EXERCISE GOAL —
Copy, in full, each line of the material that holds the word "icon".

------------------------------------------------------------------------

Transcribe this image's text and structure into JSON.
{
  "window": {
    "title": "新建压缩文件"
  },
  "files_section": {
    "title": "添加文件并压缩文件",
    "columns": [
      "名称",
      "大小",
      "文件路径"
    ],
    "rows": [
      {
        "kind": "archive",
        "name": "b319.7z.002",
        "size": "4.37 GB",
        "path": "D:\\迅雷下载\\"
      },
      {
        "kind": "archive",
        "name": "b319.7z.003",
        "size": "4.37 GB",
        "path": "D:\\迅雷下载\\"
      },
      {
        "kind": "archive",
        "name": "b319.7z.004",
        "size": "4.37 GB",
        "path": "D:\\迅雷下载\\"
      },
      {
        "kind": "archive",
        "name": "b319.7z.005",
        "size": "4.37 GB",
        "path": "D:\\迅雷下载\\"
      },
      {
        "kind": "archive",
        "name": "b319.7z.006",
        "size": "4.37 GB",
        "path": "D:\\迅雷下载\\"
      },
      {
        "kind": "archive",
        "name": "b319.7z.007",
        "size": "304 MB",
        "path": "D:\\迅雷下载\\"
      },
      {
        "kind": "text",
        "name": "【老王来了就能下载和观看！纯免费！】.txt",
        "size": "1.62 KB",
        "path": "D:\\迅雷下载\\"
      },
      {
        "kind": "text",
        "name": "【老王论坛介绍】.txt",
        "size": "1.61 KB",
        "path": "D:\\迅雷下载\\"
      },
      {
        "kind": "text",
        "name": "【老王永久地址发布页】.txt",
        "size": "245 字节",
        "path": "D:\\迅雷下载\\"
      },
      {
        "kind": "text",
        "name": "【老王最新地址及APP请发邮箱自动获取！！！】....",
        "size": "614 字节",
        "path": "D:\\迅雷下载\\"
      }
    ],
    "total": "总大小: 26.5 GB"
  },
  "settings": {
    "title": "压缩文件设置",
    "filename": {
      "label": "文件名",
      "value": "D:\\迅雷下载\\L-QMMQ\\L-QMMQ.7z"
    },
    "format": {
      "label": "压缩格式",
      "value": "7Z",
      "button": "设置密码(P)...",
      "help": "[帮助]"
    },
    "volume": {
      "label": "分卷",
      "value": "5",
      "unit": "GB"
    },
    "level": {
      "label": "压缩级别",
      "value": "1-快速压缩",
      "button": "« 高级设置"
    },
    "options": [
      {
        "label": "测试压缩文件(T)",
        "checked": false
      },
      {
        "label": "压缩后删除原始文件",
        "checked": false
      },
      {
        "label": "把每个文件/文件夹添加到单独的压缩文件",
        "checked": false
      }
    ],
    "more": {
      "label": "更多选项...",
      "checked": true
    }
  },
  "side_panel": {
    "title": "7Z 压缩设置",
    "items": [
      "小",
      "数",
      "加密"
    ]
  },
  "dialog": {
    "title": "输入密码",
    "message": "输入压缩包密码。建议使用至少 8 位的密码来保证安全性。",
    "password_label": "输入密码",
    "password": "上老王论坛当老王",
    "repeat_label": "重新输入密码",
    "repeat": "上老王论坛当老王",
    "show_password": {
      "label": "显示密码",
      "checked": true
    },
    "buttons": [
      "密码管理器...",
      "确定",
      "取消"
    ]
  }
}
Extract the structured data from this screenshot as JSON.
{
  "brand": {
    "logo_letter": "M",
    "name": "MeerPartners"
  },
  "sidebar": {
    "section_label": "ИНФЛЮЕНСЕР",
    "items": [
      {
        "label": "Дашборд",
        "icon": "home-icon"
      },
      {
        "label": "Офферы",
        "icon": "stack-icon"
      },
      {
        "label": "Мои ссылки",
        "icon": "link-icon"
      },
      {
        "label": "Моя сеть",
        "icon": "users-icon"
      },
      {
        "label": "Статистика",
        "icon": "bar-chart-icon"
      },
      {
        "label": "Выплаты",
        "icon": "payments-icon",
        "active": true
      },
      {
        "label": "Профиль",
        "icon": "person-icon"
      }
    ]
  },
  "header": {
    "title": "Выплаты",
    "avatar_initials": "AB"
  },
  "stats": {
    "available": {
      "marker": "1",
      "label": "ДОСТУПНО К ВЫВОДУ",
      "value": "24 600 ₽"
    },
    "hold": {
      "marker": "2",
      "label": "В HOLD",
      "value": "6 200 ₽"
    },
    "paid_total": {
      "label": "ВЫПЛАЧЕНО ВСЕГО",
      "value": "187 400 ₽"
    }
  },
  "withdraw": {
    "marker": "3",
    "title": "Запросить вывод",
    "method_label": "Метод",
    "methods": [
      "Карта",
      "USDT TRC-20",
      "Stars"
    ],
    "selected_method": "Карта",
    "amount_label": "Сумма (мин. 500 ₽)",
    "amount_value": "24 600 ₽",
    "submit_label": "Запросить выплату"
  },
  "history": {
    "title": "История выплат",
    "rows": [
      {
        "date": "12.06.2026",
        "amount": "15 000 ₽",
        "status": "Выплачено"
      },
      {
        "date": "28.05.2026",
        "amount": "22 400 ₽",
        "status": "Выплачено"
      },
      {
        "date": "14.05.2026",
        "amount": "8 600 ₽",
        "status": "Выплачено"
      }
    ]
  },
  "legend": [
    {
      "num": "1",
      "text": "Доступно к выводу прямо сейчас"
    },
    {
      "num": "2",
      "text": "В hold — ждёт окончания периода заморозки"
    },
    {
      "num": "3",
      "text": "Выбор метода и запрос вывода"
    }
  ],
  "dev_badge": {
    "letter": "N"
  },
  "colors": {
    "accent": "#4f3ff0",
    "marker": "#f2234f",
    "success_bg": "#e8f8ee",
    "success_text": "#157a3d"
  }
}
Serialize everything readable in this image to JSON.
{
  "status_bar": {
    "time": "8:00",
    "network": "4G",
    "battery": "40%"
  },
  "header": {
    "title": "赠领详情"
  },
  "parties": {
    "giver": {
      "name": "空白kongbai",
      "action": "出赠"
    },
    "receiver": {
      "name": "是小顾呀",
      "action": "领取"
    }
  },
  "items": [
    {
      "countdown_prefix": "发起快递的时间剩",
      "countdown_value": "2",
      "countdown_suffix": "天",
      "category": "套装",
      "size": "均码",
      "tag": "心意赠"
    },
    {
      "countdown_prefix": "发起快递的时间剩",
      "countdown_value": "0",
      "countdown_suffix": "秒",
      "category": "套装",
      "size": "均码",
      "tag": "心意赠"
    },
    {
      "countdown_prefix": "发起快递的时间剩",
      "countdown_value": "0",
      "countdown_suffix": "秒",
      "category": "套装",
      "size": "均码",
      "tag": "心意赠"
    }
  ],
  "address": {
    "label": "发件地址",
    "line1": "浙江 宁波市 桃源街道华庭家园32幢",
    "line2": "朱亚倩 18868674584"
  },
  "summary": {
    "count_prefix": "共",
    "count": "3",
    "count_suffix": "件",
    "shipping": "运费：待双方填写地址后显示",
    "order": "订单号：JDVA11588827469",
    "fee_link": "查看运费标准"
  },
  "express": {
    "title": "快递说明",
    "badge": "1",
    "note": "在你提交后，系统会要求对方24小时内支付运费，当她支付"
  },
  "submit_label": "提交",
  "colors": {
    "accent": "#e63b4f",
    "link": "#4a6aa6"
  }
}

------------------------------------------------------------------------

THE COMPLETED TASK —
        "icon": "home-icon"
        "icon": "stack-icon"
        "icon": "link-icon"
        "icon": "users-icon"
        "icon": "bar-chart-icon"
        "icon": "payments-icon",
        "icon": "person-icon"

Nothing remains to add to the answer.